Collected data:
***

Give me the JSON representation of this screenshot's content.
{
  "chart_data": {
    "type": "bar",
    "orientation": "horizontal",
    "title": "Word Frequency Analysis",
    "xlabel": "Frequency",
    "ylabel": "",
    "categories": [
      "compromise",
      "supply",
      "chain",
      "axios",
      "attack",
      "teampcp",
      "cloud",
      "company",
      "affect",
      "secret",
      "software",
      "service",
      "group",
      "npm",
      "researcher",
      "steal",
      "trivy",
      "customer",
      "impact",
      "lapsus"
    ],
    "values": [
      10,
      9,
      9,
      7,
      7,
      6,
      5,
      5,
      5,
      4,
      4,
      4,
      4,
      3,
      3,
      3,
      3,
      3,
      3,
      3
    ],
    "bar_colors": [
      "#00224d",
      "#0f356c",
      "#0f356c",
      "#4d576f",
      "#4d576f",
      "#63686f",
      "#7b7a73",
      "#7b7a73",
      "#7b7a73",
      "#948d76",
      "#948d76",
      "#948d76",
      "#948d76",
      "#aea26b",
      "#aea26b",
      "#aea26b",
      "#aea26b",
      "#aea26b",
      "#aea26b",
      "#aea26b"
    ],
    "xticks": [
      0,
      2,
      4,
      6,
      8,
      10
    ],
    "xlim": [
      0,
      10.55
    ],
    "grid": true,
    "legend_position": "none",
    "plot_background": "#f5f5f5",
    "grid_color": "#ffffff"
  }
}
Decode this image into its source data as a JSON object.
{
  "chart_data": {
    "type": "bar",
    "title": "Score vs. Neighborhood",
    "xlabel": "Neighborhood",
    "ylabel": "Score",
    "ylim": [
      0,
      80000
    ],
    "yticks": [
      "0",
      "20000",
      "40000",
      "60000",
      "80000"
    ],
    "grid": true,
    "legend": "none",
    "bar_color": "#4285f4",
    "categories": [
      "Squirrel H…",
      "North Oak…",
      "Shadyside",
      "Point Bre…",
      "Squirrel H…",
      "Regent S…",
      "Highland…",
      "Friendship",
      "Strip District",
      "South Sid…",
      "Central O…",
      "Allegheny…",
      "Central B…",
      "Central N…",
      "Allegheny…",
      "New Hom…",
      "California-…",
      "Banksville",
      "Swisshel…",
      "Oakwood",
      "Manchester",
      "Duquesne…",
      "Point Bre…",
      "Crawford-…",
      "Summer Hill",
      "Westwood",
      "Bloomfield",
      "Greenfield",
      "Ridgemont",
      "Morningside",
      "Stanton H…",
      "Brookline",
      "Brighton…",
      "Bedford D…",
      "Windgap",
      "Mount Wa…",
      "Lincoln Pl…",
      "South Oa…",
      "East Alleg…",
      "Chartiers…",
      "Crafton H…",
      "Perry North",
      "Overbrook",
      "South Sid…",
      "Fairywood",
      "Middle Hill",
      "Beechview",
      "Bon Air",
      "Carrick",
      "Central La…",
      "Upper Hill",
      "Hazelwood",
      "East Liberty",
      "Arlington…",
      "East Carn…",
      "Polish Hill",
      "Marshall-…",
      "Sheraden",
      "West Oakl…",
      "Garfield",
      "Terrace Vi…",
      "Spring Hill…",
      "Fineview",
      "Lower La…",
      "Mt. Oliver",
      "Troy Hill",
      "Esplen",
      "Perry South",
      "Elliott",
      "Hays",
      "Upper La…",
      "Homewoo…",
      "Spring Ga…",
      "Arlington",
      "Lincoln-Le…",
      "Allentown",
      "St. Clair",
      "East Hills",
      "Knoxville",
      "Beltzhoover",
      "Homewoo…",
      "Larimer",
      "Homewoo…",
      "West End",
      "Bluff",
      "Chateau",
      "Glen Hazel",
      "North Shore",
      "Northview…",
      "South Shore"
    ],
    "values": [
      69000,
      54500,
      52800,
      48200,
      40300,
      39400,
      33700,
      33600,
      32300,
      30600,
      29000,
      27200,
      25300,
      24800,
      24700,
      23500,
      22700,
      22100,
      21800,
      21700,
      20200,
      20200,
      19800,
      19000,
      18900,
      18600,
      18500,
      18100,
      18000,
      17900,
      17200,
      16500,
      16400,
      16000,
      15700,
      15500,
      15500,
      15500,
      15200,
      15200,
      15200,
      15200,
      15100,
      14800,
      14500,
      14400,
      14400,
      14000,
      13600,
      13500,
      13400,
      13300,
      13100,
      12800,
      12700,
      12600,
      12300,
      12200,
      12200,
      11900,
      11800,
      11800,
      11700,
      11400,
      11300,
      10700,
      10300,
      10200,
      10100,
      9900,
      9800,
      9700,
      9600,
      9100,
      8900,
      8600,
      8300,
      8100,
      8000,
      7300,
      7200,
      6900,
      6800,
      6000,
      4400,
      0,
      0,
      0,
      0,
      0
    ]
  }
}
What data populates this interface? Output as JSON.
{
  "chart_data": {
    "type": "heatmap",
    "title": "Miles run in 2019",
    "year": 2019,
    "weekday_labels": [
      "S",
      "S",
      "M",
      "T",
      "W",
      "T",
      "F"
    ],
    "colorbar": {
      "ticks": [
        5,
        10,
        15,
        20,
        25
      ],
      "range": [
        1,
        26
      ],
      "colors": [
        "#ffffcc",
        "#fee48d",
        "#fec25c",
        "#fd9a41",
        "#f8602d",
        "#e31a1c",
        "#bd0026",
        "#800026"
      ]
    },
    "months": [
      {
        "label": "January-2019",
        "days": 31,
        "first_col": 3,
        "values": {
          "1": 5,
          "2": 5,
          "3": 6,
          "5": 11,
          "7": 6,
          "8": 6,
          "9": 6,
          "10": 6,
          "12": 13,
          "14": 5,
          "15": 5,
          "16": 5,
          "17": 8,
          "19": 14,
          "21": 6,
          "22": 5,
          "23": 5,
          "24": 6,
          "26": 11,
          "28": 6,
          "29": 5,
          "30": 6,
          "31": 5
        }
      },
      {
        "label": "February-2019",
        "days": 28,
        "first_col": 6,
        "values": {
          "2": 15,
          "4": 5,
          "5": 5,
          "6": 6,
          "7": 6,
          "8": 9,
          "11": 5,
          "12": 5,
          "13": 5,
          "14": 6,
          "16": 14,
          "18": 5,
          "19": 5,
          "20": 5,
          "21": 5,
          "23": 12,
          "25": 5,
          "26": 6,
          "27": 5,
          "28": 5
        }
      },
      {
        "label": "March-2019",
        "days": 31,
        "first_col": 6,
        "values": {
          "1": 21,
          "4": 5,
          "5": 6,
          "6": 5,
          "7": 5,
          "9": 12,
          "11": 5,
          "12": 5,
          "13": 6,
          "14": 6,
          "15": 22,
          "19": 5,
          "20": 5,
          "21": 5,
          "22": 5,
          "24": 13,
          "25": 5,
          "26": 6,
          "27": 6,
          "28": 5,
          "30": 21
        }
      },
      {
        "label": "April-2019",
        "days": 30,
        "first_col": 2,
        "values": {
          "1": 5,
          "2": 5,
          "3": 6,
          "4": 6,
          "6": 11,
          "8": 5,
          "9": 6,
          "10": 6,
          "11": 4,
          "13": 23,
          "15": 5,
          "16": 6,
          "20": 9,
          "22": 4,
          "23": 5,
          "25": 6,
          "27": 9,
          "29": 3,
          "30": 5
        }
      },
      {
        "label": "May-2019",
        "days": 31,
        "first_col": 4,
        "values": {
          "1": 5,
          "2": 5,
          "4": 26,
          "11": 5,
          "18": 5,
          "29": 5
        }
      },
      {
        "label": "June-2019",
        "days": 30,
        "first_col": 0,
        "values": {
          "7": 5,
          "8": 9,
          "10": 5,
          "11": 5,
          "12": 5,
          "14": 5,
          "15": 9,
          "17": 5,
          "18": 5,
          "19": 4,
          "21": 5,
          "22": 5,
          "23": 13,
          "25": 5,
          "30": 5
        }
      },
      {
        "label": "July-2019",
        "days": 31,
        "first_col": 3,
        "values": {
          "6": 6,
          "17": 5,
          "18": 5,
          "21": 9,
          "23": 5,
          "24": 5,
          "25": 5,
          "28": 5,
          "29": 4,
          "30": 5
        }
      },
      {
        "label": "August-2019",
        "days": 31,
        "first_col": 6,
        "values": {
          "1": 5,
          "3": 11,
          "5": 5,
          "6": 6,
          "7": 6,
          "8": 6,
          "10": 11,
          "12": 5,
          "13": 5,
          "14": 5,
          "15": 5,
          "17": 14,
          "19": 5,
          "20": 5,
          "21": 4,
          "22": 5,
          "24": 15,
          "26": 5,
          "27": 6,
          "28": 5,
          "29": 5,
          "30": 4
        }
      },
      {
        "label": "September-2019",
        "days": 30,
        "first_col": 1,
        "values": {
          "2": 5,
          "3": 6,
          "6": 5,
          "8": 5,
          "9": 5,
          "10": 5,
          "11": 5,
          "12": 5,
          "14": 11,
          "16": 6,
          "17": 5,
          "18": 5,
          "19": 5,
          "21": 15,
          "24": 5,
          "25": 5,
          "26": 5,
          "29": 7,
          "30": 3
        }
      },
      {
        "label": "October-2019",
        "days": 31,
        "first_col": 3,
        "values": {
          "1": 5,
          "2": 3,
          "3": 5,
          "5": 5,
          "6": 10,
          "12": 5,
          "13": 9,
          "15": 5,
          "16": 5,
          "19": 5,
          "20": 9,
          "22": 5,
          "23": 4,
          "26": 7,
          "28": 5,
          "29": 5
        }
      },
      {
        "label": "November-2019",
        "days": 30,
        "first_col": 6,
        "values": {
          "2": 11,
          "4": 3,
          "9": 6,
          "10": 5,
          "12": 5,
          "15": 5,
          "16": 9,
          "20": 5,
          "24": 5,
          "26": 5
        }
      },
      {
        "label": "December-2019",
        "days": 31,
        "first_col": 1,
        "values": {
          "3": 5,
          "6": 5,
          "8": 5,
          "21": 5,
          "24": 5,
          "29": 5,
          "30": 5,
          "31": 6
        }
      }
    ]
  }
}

***

# WHAT THE TASK ASKS
Reproduce every line from the entries that holds the word "JSON".

# PROBLEM SOLUTION
Give me the JSON representation of this screenshot's content.
Decode this image into its source data as a JSON object.
What data populates this interface? Output as JSON.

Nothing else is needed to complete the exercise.